Instruction:
Look below and pull out each line with the word "stock".

-- BEGIN --

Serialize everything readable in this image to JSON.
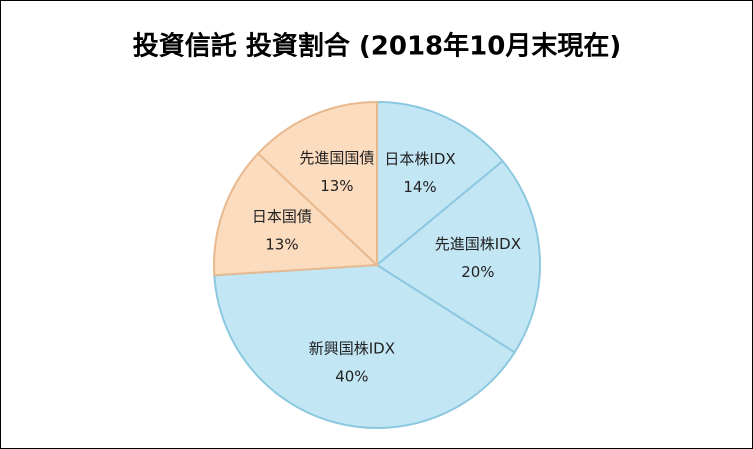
{
  "chart_data": {
    "type": "pie",
    "title": "投資信託 投資割合 (2018年10月末現在)",
    "categories": [
      "日本株IDX",
      "先進国株IDX",
      "新興国株IDX",
      "日本国債",
      "先進国国債"
    ],
    "values": [
      14,
      20,
      40,
      13,
      13
    ],
    "value_labels": [
      "14%",
      "20%",
      "40%",
      "13%",
      "13%"
    ],
    "colors": [
      "#c3e6f4",
      "#c3e6f4",
      "#c3e6f4",
      "#fbdcbf",
      "#fbdcbf"
    ]
  }
}
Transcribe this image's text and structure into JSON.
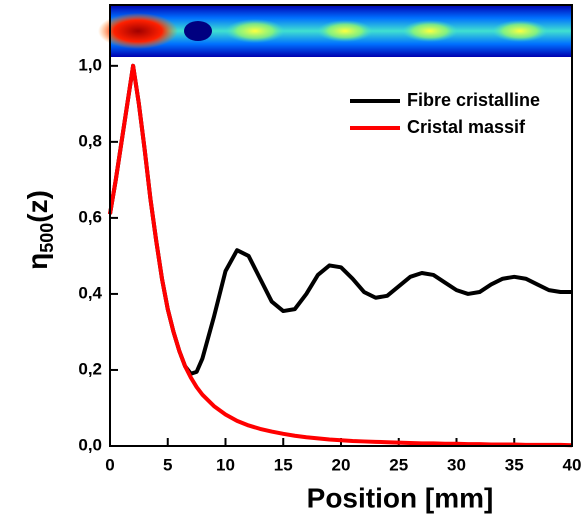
{
  "chart_data": {
    "type": "line",
    "xlabel": "Position  [mm]",
    "ylabel_symbol": "η",
    "ylabel_subscript": "500",
    "ylabel_suffix": "(z)",
    "x": [
      0,
      0.5,
      1,
      1.5,
      2,
      2.5,
      3,
      3.5,
      4,
      4.5,
      5,
      5.5,
      6,
      6.5,
      7,
      7.5,
      8,
      9,
      10,
      11,
      12,
      13,
      14,
      15,
      16,
      17,
      18,
      19,
      20,
      21,
      22,
      23,
      24,
      25,
      26,
      27,
      28,
      29,
      30,
      31,
      32,
      33,
      34,
      35,
      36,
      37,
      38,
      39,
      40
    ],
    "series": [
      {
        "name": "Fibre cristalline",
        "color": "#000000",
        "values": [
          0.61,
          0.7,
          0.8,
          0.9,
          1.0,
          0.9,
          0.78,
          0.65,
          0.54,
          0.44,
          0.36,
          0.3,
          0.25,
          0.21,
          0.19,
          0.195,
          0.23,
          0.34,
          0.46,
          0.515,
          0.5,
          0.44,
          0.38,
          0.355,
          0.36,
          0.4,
          0.45,
          0.475,
          0.47,
          0.44,
          0.405,
          0.39,
          0.395,
          0.42,
          0.445,
          0.455,
          0.45,
          0.43,
          0.41,
          0.4,
          0.405,
          0.425,
          0.44,
          0.445,
          0.44,
          0.425,
          0.41,
          0.405,
          0.405
        ]
      },
      {
        "name": "Cristal massif",
        "color": "#ff0000",
        "values": [
          0.61,
          0.7,
          0.8,
          0.9,
          1.0,
          0.9,
          0.78,
          0.65,
          0.54,
          0.44,
          0.36,
          0.3,
          0.25,
          0.21,
          0.18,
          0.155,
          0.135,
          0.105,
          0.083,
          0.066,
          0.054,
          0.045,
          0.038,
          0.032,
          0.027,
          0.023,
          0.02,
          0.017,
          0.015,
          0.013,
          0.012,
          0.011,
          0.01,
          0.009,
          0.008,
          0.007,
          0.007,
          0.006,
          0.006,
          0.005,
          0.005,
          0.004,
          0.004,
          0.004,
          0.003,
          0.003,
          0.003,
          0.003,
          0.002
        ]
      }
    ],
    "xlim": [
      0,
      40
    ],
    "xticks": [
      0,
      5,
      10,
      15,
      20,
      25,
      30,
      35,
      40
    ],
    "ylim": [
      0,
      1.16
    ],
    "yticks": [
      {
        "value": 0,
        "label": "0,0"
      },
      {
        "value": 0.2,
        "label": "0,2"
      },
      {
        "value": 0.4,
        "label": "0,4"
      },
      {
        "value": 0.6,
        "label": "0,6"
      },
      {
        "value": 0.8,
        "label": "0,8"
      },
      {
        "value": 1.0,
        "label": "1,0"
      }
    ],
    "legend": "upper right"
  }
}
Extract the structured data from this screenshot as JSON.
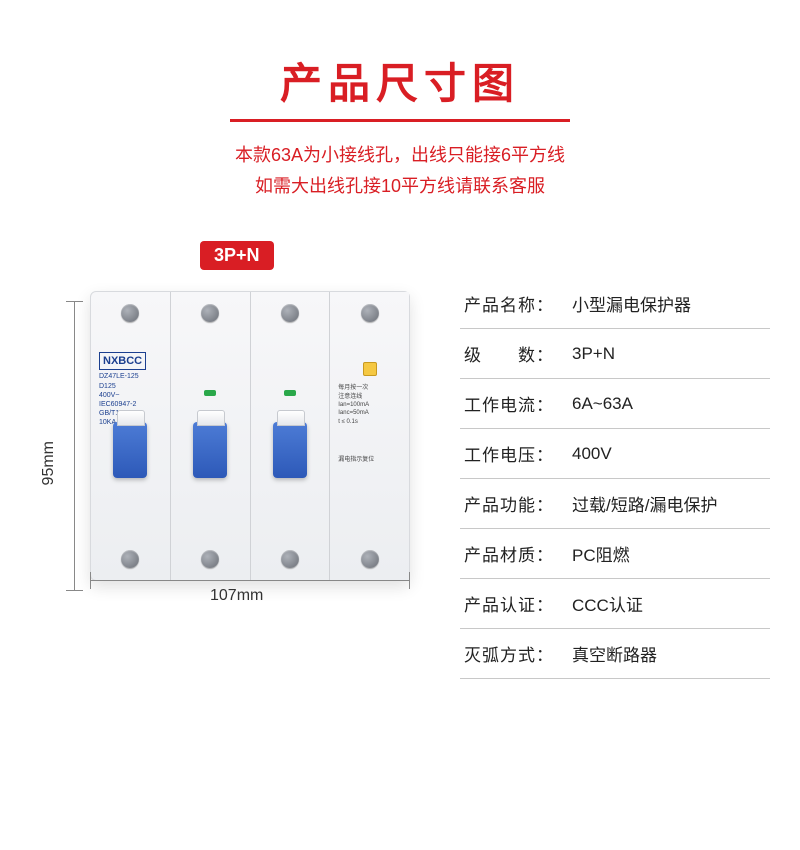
{
  "title": "产品尺寸图",
  "subtitle_line1": "本款63A为小接线孔，出线只能接6平方线",
  "subtitle_line2": "如需大出线孔接10平方线请联系客服",
  "badge": "3P+N",
  "dimensions": {
    "height": "95mm",
    "width": "107mm"
  },
  "device_label": {
    "brand": "NXBCC",
    "model": "DZ47LE-125",
    "rating": "D125",
    "voltage": "400V~",
    "std1": "IEC60947-2",
    "std2": "GB/T14048.2",
    "ka": "10KA 50Hz",
    "on": "| ON",
    "off": "O OFF"
  },
  "n_module": {
    "line1": "每月按一次",
    "line2": "注意连线",
    "line3": "Ian=100mA",
    "line4": "Ianc=50mA",
    "line5": "t ≤ 0.1s",
    "line6": "漏电指示复位"
  },
  "specs": [
    {
      "key": "产品名称：",
      "value": "小型漏电保护器"
    },
    {
      "key": "级　　数：",
      "value": "3P+N"
    },
    {
      "key": "工作电流：",
      "value": "6A~63A"
    },
    {
      "key": "工作电压：",
      "value": "400V"
    },
    {
      "key": "产品功能：",
      "value": "过载/短路/漏电保护"
    },
    {
      "key": "产品材质：",
      "value": "PC阻燃"
    },
    {
      "key": "产品认证：",
      "value": "CCC认证"
    },
    {
      "key": "灭弧方式：",
      "value": "真空断路器"
    }
  ],
  "colors": {
    "accent": "#d91e24",
    "blue": "#2d59b8"
  }
}
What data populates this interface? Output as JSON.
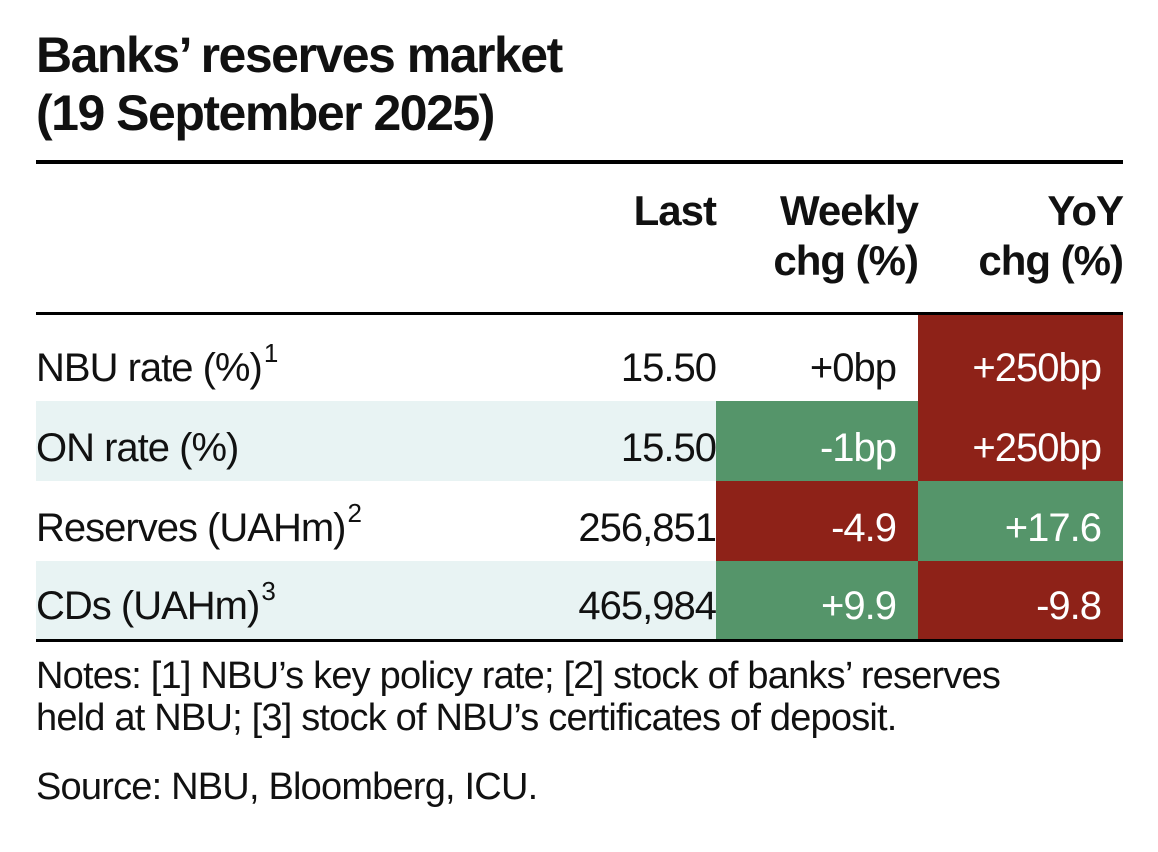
{
  "title": {
    "line1": "Banks’ reserves market",
    "line2": "(19 September 2025)"
  },
  "table": {
    "columns": [
      {
        "line1": "Last",
        "line2": ""
      },
      {
        "line1": "Weekly",
        "line2": "chg (%)"
      },
      {
        "line1": "YoY",
        "line2": "chg (%)"
      }
    ],
    "rows": [
      {
        "label": "NBU rate (%)",
        "note": "1",
        "last": "15.50",
        "weekly": "+0bp",
        "yoy": "+250bp",
        "weekly_color": "none",
        "yoy_color": "#8e2218"
      },
      {
        "label": "ON rate (%)",
        "note": "",
        "last": "15.50",
        "weekly": "-1bp",
        "yoy": "+250bp",
        "weekly_color": "#55956a",
        "yoy_color": "#8e2218"
      },
      {
        "label": "Reserves (UAHm)",
        "note": "2",
        "last": "256,851",
        "weekly": "-4.9",
        "yoy": "+17.6",
        "weekly_color": "#8e2218",
        "yoy_color": "#55956a"
      },
      {
        "label": "CDs (UAHm)",
        "note": "3",
        "last": "465,984",
        "weekly": "+9.9",
        "yoy": "-9.8",
        "weekly_color": "#55956a",
        "yoy_color": "#8e2218"
      }
    ]
  },
  "notes": {
    "line1": "Notes: [1] NBU’s key policy rate; [2] stock of banks’ reserves",
    "line2": "held at NBU; [3] stock of NBU’s certificates of deposit."
  },
  "source": "Source: NBU, Bloomberg, ICU.",
  "colors": {
    "negative_red": "#8e2218",
    "positive_green": "#55956a",
    "row_shade": "#e8f3f3"
  }
}
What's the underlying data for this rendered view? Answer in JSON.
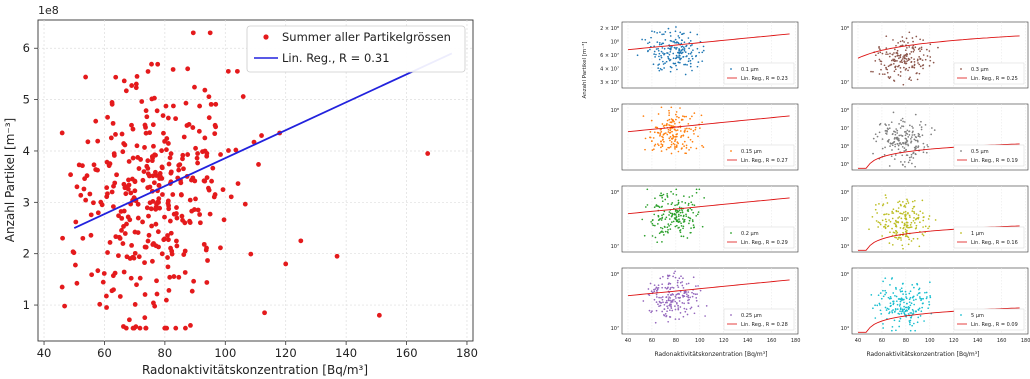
{
  "chart_data": [
    {
      "type": "scatter",
      "title": "",
      "xlabel": "Radonaktivitätskonzentration [Bq/m³]",
      "ylabel": "Anzahl Partikel [m⁻³]",
      "y_offset_label": "1e8",
      "xlim": [
        38,
        182
      ],
      "ylim": [
        0.3,
        6.55
      ],
      "xticks": [
        40,
        60,
        80,
        100,
        120,
        140,
        160,
        180
      ],
      "yticks": [
        1,
        2,
        3,
        4,
        5,
        6
      ],
      "grid": true,
      "legend_position": "top-right",
      "legend": [
        "Summer aller Partikelgrössen",
        "Lin. Reg., R = 0.31"
      ],
      "series": [
        {
          "name": "Summer aller Partikelgrössen",
          "color": "#e41a1c",
          "kind": "points",
          "approx_count": 360,
          "x_range": [
            46,
            167
          ],
          "y_range": [
            0.55,
            6.3
          ],
          "x_center": 76,
          "y_center": 3.0
        },
        {
          "name": "Lin. Reg., R = 0.31",
          "color": "#2222dd",
          "kind": "line",
          "x": [
            50,
            175
          ],
          "y": [
            2.5,
            5.9
          ]
        }
      ]
    },
    {
      "type": "scatter",
      "subplots_grid": [
        4,
        2
      ],
      "xlabel": "Radonaktivitätskonzentration [Bq/m³]",
      "ylabel": "Anzahl Partikel [m⁻³]",
      "xlim": [
        35,
        182
      ],
      "xticks": [
        40,
        60,
        80,
        100,
        120,
        140,
        160,
        180
      ],
      "fit_color": "#dd1111",
      "panels": [
        {
          "legend": [
            "0.1 µm",
            "Lin. Reg., R = 0.23"
          ],
          "color": "#1f77b4",
          "ytick_labels": [
            "2 × 10⁸",
            "10⁸",
            "6 × 10⁷",
            "4 × 10⁷",
            "3 × 10⁷"
          ]
        },
        {
          "legend": [
            "0.3 µm",
            "Lin. Reg., R = 0.25"
          ],
          "color": "#8c564b",
          "ytick_labels": [
            "10⁸",
            "10⁷"
          ]
        },
        {
          "legend": [
            "0.15 µm",
            "Lin. Reg., R = 0.27"
          ],
          "color": "#ff7f0e",
          "ytick_labels": [
            "10⁸"
          ]
        },
        {
          "legend": [
            "0.5 µm",
            "Lin. Reg., R = 0.19"
          ],
          "color": "#7f7f7f",
          "ytick_labels": [
            "10⁸",
            "10⁷",
            "10⁶",
            "10⁵"
          ]
        },
        {
          "legend": [
            "0.2 µm",
            "Lin. Reg., R = 0.29"
          ],
          "color": "#2ca02c",
          "ytick_labels": [
            "10⁸",
            "10⁷"
          ]
        },
        {
          "legend": [
            "1 µm",
            "Lin. Reg., R = 0.16"
          ],
          "color": "#bcbd22",
          "ytick_labels": [
            "10⁶",
            "10⁵",
            "10⁴"
          ]
        },
        {
          "legend": [
            "0.25 µm",
            "Lin. Reg., R = 0.28"
          ],
          "color": "#9467bd",
          "ytick_labels": [
            "10⁸",
            "10⁷"
          ]
        },
        {
          "legend": [
            "5 µm",
            "Lin. Reg., R = 0.09"
          ],
          "color": "#17becf",
          "ytick_labels": [
            "10⁶",
            "10⁴"
          ]
        }
      ]
    }
  ]
}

-- END --

Reply to the exercise:
    "line1": "Notes: [1] NBU’s key policy rate; [2] stock of banks’ reserves",
    "line2": "held at NBU; [3] stock of NBU’s certificates of deposit."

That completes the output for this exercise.